Extracted records
>> BEGIN

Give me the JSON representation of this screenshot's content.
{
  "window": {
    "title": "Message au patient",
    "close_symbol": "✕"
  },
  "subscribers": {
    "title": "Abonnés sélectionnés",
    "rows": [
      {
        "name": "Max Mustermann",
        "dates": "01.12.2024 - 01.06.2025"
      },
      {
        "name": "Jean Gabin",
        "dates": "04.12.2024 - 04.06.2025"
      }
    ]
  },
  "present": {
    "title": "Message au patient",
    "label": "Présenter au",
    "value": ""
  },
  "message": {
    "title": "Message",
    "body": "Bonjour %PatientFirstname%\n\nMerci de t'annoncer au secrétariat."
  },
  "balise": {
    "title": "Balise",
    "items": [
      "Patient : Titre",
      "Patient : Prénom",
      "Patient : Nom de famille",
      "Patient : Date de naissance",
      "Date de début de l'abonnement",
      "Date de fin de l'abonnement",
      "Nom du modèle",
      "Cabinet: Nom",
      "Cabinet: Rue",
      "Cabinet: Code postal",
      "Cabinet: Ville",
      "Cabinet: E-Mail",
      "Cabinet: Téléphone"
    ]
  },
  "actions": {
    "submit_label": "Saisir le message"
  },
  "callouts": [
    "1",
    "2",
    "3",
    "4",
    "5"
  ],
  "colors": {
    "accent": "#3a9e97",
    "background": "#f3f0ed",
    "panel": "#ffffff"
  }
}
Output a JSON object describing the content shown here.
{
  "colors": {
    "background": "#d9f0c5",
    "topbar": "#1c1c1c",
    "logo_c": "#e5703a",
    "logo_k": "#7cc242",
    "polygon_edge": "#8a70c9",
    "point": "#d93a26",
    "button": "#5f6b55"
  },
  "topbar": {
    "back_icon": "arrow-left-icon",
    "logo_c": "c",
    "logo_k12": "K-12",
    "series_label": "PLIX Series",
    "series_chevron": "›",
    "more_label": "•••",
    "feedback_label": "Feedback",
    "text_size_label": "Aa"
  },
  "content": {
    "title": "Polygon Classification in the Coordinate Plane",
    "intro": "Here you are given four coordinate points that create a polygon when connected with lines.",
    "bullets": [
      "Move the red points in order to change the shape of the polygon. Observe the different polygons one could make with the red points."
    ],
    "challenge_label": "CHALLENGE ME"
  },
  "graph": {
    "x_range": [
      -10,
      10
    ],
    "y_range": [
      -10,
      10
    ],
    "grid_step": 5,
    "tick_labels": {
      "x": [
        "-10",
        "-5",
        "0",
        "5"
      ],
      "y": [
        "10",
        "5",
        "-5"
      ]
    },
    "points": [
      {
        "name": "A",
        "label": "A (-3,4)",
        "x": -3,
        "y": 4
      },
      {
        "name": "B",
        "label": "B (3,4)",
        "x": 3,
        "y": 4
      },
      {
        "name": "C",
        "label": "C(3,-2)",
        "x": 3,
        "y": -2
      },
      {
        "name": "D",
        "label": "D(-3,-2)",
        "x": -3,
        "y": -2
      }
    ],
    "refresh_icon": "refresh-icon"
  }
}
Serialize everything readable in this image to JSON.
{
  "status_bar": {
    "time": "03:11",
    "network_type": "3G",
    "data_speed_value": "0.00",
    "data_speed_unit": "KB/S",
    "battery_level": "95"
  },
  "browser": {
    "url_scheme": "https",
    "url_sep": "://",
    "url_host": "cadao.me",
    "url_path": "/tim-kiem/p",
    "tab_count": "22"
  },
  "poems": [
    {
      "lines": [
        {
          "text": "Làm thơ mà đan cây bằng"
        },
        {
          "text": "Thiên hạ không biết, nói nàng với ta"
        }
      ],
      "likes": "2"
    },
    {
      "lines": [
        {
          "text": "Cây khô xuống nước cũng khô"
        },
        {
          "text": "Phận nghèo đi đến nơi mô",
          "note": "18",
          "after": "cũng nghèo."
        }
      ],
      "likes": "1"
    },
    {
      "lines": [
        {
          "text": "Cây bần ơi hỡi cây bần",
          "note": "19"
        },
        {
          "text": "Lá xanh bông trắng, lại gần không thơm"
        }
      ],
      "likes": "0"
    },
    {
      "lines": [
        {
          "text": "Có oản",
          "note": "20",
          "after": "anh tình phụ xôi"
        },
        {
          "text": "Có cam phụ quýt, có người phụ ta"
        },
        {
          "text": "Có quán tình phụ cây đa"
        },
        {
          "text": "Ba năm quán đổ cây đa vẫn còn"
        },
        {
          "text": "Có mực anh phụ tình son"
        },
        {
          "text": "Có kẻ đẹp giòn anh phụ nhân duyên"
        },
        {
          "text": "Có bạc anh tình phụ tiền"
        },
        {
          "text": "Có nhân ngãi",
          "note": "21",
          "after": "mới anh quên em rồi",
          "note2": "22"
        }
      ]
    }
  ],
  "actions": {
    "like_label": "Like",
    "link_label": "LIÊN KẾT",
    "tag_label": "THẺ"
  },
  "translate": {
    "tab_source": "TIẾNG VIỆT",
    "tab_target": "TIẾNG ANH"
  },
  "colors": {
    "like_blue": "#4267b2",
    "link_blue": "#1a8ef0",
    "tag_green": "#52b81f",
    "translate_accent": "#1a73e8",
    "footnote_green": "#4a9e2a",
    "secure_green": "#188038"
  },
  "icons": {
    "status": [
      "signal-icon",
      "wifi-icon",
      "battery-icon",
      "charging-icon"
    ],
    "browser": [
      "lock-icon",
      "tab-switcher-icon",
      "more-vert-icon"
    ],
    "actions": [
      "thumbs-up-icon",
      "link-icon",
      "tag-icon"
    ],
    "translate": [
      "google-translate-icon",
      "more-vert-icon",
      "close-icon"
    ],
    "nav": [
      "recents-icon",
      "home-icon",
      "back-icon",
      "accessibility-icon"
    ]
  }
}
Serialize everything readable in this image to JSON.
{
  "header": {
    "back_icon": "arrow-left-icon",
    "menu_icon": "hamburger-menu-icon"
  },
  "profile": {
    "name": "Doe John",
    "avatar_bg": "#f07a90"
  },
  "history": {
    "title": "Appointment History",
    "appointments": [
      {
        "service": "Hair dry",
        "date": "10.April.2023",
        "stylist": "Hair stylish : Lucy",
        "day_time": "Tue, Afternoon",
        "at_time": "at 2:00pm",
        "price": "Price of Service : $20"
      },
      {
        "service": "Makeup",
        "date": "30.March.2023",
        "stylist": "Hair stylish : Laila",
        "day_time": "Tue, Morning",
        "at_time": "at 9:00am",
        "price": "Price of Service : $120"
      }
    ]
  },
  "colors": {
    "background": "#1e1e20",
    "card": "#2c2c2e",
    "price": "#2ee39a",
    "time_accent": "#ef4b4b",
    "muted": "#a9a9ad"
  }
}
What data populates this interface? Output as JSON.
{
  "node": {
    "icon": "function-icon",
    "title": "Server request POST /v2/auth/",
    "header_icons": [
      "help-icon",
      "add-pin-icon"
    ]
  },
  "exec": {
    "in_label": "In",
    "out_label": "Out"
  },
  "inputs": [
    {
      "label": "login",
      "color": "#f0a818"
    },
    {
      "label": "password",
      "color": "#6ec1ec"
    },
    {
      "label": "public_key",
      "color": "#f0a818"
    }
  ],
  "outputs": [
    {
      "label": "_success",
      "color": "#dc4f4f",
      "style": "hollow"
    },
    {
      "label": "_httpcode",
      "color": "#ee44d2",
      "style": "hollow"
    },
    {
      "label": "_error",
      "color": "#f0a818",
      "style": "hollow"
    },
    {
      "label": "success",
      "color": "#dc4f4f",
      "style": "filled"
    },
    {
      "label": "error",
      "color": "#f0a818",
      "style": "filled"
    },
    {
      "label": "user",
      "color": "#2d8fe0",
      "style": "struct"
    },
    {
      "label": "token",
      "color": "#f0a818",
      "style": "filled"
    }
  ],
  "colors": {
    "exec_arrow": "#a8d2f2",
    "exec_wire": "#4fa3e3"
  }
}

>> END

Write out every entry again, keeping each line exactly the same.

Give me the JSON representation of this screenshot's content.
{
  "window": {
    "title": "Message au patient",
    "close_symbol": "✕"
  },
  "subscribers": {
    "title": "Abonnés sélectionnés",
    "rows": [
      {
        "name": "Max Mustermann",
        "dates": "01.12.2024 - 01.06.2025"
      },
      {
        "name": "Jean Gabin",
        "dates": "04.12.2024 - 04.06.2025"
      }
    ]
  },
  "present": {
    "title": "Message au patient",
    "label": "Présenter au",
    "value": ""
  },
  "message": {
    "title": "Message",
    "body": "Bonjour %PatientFirstname%\n\nMerci de t'annoncer au secrétariat."
  },
  "balise": {
    "title": "Balise",
    "items": [
      "Patient : Titre",
      "Patient : Prénom",
      "Patient : Nom de famille",
      "Patient : Date de naissance",
      "Date de début de l'abonnement",
      "Date de fin de l'abonnement",
      "Nom du modèle",
      "Cabinet: Nom",
      "Cabinet: Rue",
      "Cabinet: Code postal",
      "Cabinet: Ville",
      "Cabinet: E-Mail",
      "Cabinet: Téléphone"
    ]
  },
  "actions": {
    "submit_label": "Saisir le message"
  },
  "callouts": [
    "1",
    "2",
    "3",
    "4",
    "5"
  ],
  "colors": {
    "accent": "#3a9e97",
    "background": "#f3f0ed",
    "panel": "#ffffff"
  }
}
Output a JSON object describing the content shown here.
{
  "colors": {
    "background": "#d9f0c5",
    "topbar": "#1c1c1c",
    "logo_c": "#e5703a",
    "logo_k": "#7cc242",
    "polygon_edge": "#8a70c9",
    "point": "#d93a26",
    "button": "#5f6b55"
  },
  "topbar": {
    "back_icon": "arrow-left-icon",
    "logo_c": "c",
    "logo_k12": "K-12",
    "series_label": "PLIX Series",
    "series_chevron": "›",
    "more_label": "•••",
    "feedback_label": "Feedback",
    "text_size_label": "Aa"
  },
  "content": {
    "title": "Polygon Classification in the Coordinate Plane",
    "intro": "Here you are given four coordinate points that create a polygon when connected with lines.",
    "bullets": [
      "Move the red points in order to change the shape of the polygon. Observe the different polygons one could make with the red points."
    ],
    "challenge_label": "CHALLENGE ME"
  },
  "graph": {
    "x_range": [
      -10,
      10
    ],
    "y_range": [
      -10,
      10
    ],
    "grid_step": 5,
    "tick_labels": {
      "x": [
        "-10",
        "-5",
        "0",
        "5"
      ],
      "y": [
        "10",
        "5",
        "-5"
      ]
    },
    "points": [
      {
        "name": "A",
        "label": "A (-3,4)",
        "x": -3,
        "y": 4
      },
      {
        "name": "B",
        "label": "B (3,4)",
        "x": 3,
        "y": 4
      },
      {
        "name": "C",
        "label": "C(3,-2)",
        "x": 3,
        "y": -2
      },
      {
        "name": "D",
        "label": "D(-3,-2)",
        "x": -3,
        "y": -2
      }
    ],
    "refresh_icon": "refresh-icon"
  }
}
Serialize everything readable in this image to JSON.
{
  "status_bar": {
    "time": "03:11",
    "network_type": "3G",
    "data_speed_value": "0.00",
    "data_speed_unit": "KB/S",
    "battery_level": "95"
  },
  "browser": {
    "url_scheme": "https",
    "url_sep": "://",
    "url_host": "cadao.me",
    "url_path": "/tim-kiem/p",
    "tab_count": "22"
  },
  "poems": [
    {
      "lines": [
        {
          "text": "Làm thơ mà đan cây bằng"
        },
        {
          "text": "Thiên hạ không biết, nói nàng với ta"
        }
      ],
      "likes": "2"
    },
    {
      "lines": [
        {
          "text": "Cây khô xuống nước cũng khô"
        },
        {
          "text": "Phận nghèo đi đến nơi mô",
          "note": "18",
          "after": "cũng nghèo."
        }
      ],
      "likes": "1"
    },
    {
      "lines": [
        {
          "text": "Cây bần ơi hỡi cây bần",
          "note": "19"
        },
        {
          "text": "Lá xanh bông trắng, lại gần không thơm"
        }
      ],
      "likes": "0"
    },
    {
      "lines": [
        {
          "text": "Có oản",
          "note": "20",
          "after": "anh tình phụ xôi"
        },
        {
          "text": "Có cam phụ quýt, có người phụ ta"
        },
        {
          "text": "Có quán tình phụ cây đa"
        },
        {
          "text": "Ba năm quán đổ cây đa vẫn còn"
        },
        {
          "text": "Có mực anh phụ tình son"
        },
        {
          "text": "Có kẻ đẹp giòn anh phụ nhân duyên"
        },
        {
          "text": "Có bạc anh tình phụ tiền"
        },
        {
          "text": "Có nhân ngãi",
          "note": "21",
          "after": "mới anh quên em rồi",
          "note2": "22"
        }
      ]
    }
  ],
  "actions": {
    "like_label": "Like",
    "link_label": "LIÊN KẾT",
    "tag_label": "THẺ"
  },
  "translate": {
    "tab_source": "TIẾNG VIỆT",
    "tab_target": "TIẾNG ANH"
  },
  "colors": {
    "like_blue": "#4267b2",
    "link_blue": "#1a8ef0",
    "tag_green": "#52b81f",
    "translate_accent": "#1a73e8",
    "footnote_green": "#4a9e2a",
    "secure_green": "#188038"
  },
  "icons": {
    "status": [
      "signal-icon",
      "wifi-icon",
      "battery-icon",
      "charging-icon"
    ],
    "browser": [
      "lock-icon",
      "tab-switcher-icon",
      "more-vert-icon"
    ],
    "actions": [
      "thumbs-up-icon",
      "link-icon",
      "tag-icon"
    ],
    "translate": [
      "google-translate-icon",
      "more-vert-icon",
      "close-icon"
    ],
    "nav": [
      "recents-icon",
      "home-icon",
      "back-icon",
      "accessibility-icon"
    ]
  }
}
Serialize everything readable in this image to JSON.
{
  "header": {
    "back_icon": "arrow-left-icon",
    "menu_icon": "hamburger-menu-icon"
  },
  "profile": {
    "name": "Doe John",
    "avatar_bg": "#f07a90"
  },
  "history": {
    "title": "Appointment History",
    "appointments": [
      {
        "service": "Hair dry",
        "date": "10.April.2023",
        "stylist": "Hair stylish : Lucy",
        "day_time": "Tue, Afternoon",
        "at_time": "at 2:00pm",
        "price": "Price of Service : $20"
      },
      {
        "service": "Makeup",
        "date": "30.March.2023",
        "stylist": "Hair stylish : Laila",
        "day_time": "Tue, Morning",
        "at_time": "at 9:00am",
        "price": "Price of Service : $120"
      }
    ]
  },
  "colors": {
    "background": "#1e1e20",
    "card": "#2c2c2e",
    "price": "#2ee39a",
    "time_accent": "#ef4b4b",
    "muted": "#a9a9ad"
  }
}
What data populates this interface? Output as JSON.
{
  "node": {
    "icon": "function-icon",
    "title": "Server request POST /v2/auth/",
    "header_icons": [
      "help-icon",
      "add-pin-icon"
    ]
  },
  "exec": {
    "in_label": "In",
    "out_label": "Out"
  },
  "inputs": [
    {
      "label": "login",
      "color": "#f0a818"
    },
    {
      "label": "password",
      "color": "#6ec1ec"
    },
    {
      "label": "public_key",
      "color": "#f0a818"
    }
  ],
  "outputs": [
    {
      "label": "_success",
      "color": "#dc4f4f",
      "style": "hollow"
    },
    {
      "label": "_httpcode",
      "color": "#ee44d2",
      "style": "hollow"
    },
    {
      "label": "_error",
      "color": "#f0a818",
      "style": "hollow"
    },
    {
      "label": "success",
      "color": "#dc4f4f",
      "style": "filled"
    },
    {
      "label": "error",
      "color": "#f0a818",
      "style": "filled"
    },
    {
      "label": "user",
      "color": "#2d8fe0",
      "style": "struct"
    },
    {
      "label": "token",
      "color": "#f0a818",
      "style": "filled"
    }
  ],
  "colors": {
    "exec_arrow": "#a8d2f2",
    "exec_wire": "#4fa3e3"
  }
}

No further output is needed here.